** start THE RECORDS **
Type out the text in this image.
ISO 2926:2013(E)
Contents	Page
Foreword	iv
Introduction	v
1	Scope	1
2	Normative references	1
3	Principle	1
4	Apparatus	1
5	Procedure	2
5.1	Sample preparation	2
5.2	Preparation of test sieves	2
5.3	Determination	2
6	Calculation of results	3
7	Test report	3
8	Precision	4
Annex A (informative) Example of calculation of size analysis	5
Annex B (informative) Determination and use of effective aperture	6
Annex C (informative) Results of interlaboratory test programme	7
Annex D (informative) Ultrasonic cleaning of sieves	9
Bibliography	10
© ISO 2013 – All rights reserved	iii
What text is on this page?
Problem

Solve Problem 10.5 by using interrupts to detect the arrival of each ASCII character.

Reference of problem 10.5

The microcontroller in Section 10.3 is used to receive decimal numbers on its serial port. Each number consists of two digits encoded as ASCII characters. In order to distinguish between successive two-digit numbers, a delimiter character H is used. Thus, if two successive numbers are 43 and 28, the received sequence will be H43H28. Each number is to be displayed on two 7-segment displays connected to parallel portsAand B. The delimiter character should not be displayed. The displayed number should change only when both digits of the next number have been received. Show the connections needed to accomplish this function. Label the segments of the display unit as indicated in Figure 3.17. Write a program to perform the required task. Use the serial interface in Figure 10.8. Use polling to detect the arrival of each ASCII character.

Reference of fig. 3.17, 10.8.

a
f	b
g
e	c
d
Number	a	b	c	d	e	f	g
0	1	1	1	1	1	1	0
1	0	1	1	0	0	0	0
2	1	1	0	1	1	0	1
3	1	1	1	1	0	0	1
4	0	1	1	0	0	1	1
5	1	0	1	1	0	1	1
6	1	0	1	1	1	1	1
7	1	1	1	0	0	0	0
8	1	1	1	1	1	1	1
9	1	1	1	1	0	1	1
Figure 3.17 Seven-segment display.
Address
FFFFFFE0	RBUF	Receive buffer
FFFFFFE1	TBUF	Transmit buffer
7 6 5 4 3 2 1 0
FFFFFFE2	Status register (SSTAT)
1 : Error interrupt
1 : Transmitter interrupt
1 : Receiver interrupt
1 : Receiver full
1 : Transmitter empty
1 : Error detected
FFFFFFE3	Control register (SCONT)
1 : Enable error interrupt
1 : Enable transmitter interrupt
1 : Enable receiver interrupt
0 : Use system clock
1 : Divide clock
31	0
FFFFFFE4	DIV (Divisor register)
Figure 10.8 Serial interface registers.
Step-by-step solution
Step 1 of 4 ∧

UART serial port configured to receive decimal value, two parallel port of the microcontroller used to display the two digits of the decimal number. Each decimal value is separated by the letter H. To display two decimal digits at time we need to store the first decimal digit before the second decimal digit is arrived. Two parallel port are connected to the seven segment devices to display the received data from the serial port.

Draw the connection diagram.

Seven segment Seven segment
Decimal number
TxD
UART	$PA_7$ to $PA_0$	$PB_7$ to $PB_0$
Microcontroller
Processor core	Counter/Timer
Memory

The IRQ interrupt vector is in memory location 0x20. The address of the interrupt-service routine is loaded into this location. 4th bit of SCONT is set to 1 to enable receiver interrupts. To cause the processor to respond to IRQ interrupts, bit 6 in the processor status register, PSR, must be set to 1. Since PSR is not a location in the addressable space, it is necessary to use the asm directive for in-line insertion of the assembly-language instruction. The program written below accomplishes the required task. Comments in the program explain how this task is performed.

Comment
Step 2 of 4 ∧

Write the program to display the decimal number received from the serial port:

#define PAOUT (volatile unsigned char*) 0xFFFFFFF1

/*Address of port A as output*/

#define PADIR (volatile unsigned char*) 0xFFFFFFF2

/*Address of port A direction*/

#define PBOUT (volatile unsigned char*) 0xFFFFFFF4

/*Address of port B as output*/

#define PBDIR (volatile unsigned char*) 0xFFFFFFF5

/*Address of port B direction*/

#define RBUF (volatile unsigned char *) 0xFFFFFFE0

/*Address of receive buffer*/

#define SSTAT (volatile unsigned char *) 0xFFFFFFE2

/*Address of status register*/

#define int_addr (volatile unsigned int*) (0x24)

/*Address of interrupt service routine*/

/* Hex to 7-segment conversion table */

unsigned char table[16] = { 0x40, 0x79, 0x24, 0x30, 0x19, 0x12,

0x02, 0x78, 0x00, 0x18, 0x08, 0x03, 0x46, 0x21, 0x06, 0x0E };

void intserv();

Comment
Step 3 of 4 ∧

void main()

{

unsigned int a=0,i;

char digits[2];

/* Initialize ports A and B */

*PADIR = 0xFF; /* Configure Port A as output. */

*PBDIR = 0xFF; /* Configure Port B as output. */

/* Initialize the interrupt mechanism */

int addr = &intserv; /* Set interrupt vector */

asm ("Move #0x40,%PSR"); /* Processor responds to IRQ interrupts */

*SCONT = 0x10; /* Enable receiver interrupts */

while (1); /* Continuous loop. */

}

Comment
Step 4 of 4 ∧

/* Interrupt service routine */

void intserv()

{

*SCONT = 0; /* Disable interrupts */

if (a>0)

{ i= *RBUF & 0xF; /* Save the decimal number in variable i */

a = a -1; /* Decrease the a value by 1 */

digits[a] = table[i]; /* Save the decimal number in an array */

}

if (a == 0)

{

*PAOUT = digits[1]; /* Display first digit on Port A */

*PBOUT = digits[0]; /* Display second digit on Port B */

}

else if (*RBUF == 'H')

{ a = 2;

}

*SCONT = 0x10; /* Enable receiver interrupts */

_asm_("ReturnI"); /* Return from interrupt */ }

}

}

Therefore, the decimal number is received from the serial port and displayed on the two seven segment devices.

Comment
** end THE RECORDS **
THE TASK: Report the number of lines in the listing above that include the word "value", and nothing else.

FINISHED ANSWER: 2